Stated problem: Show only lines that include "ngân".

Records for the task:
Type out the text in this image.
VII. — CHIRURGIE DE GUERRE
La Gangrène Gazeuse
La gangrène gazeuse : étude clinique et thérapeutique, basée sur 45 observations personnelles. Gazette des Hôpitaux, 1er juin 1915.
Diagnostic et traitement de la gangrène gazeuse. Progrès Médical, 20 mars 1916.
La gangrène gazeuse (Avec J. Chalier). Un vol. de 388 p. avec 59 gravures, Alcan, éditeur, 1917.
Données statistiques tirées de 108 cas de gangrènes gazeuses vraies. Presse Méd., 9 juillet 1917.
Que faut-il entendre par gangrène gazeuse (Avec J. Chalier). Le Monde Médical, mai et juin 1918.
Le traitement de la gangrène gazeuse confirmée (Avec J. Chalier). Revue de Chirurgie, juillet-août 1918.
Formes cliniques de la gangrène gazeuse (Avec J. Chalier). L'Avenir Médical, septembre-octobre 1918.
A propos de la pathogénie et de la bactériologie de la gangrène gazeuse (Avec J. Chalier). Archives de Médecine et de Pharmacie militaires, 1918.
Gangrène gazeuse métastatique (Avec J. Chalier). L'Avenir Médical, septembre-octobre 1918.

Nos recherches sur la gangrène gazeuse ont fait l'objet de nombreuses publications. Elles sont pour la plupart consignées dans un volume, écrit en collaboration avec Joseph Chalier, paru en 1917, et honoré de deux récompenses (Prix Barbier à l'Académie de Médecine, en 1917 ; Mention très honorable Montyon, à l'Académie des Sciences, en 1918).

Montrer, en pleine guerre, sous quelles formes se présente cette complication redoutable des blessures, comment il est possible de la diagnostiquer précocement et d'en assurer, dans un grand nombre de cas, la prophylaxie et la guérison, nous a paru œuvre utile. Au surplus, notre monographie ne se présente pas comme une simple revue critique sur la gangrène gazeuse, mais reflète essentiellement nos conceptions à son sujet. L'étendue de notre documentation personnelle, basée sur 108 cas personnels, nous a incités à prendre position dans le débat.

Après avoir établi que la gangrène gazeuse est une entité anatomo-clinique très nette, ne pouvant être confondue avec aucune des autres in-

...

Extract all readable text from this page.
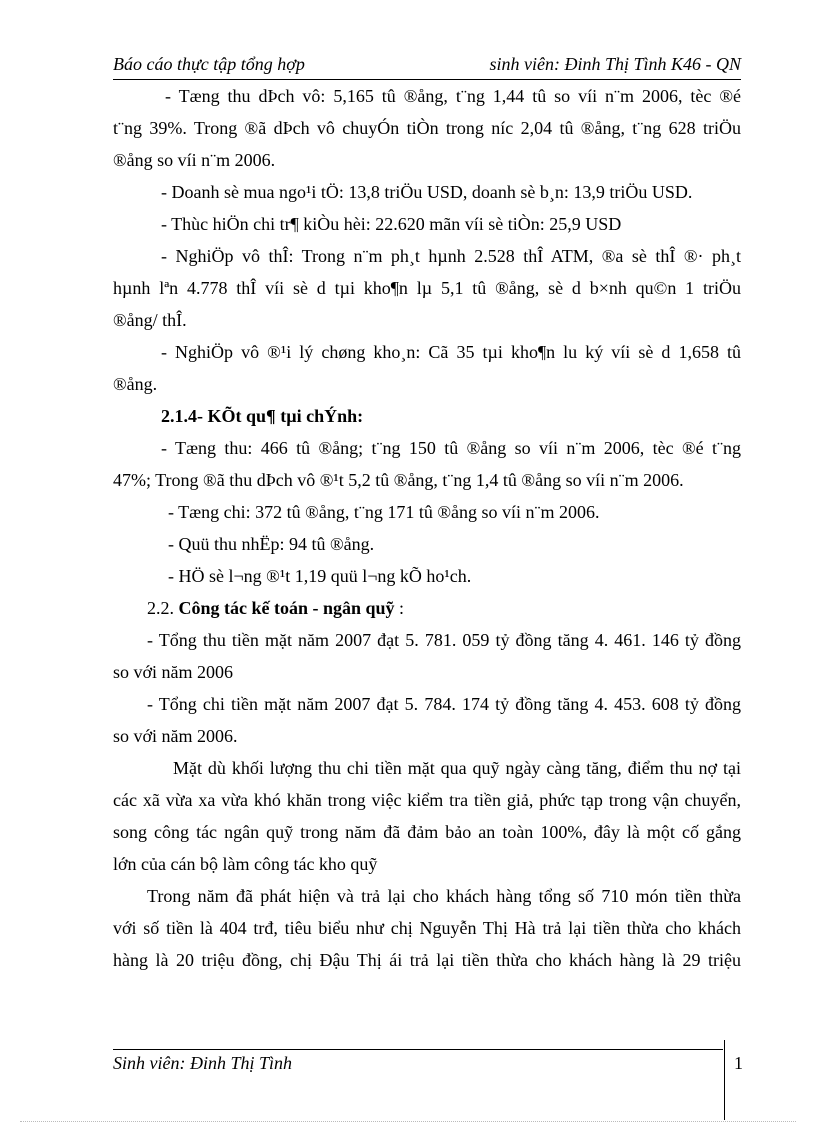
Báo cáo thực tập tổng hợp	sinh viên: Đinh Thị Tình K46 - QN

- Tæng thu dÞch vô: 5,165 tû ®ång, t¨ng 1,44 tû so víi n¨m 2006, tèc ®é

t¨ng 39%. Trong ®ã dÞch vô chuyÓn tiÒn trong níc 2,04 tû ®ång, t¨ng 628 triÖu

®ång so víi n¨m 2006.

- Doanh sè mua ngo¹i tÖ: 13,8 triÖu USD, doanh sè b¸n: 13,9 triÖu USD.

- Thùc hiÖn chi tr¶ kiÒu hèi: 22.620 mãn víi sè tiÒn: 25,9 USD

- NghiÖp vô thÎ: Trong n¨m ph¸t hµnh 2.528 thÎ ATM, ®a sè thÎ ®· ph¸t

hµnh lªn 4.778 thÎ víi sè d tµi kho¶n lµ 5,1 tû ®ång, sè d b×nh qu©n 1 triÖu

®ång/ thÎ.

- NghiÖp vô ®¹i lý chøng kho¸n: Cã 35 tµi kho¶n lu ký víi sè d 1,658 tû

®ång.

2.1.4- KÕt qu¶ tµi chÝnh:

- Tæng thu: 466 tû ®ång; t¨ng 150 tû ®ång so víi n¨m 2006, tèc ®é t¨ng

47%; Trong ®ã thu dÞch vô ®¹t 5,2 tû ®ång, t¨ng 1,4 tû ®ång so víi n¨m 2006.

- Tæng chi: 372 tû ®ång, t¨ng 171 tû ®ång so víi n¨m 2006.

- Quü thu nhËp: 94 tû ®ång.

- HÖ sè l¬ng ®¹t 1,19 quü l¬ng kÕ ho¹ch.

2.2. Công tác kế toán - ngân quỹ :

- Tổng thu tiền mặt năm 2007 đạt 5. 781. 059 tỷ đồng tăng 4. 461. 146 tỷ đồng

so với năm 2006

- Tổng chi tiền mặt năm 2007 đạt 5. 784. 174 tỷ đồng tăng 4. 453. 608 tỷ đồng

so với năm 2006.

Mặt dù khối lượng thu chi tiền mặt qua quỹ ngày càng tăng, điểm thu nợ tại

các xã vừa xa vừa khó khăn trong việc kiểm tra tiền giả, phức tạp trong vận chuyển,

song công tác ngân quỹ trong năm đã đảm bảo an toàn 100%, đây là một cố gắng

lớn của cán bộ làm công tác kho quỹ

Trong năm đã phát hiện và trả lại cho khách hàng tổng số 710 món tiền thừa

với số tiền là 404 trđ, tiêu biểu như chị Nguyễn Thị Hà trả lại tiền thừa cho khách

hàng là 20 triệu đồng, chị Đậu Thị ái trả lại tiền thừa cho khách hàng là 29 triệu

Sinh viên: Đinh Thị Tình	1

Solution for this exercise:
2.2. Công tác kế toán - ngân quỹ :
song công tác ngân quỹ trong năm đã đảm bảo an toàn 100%, đây là một cố gắng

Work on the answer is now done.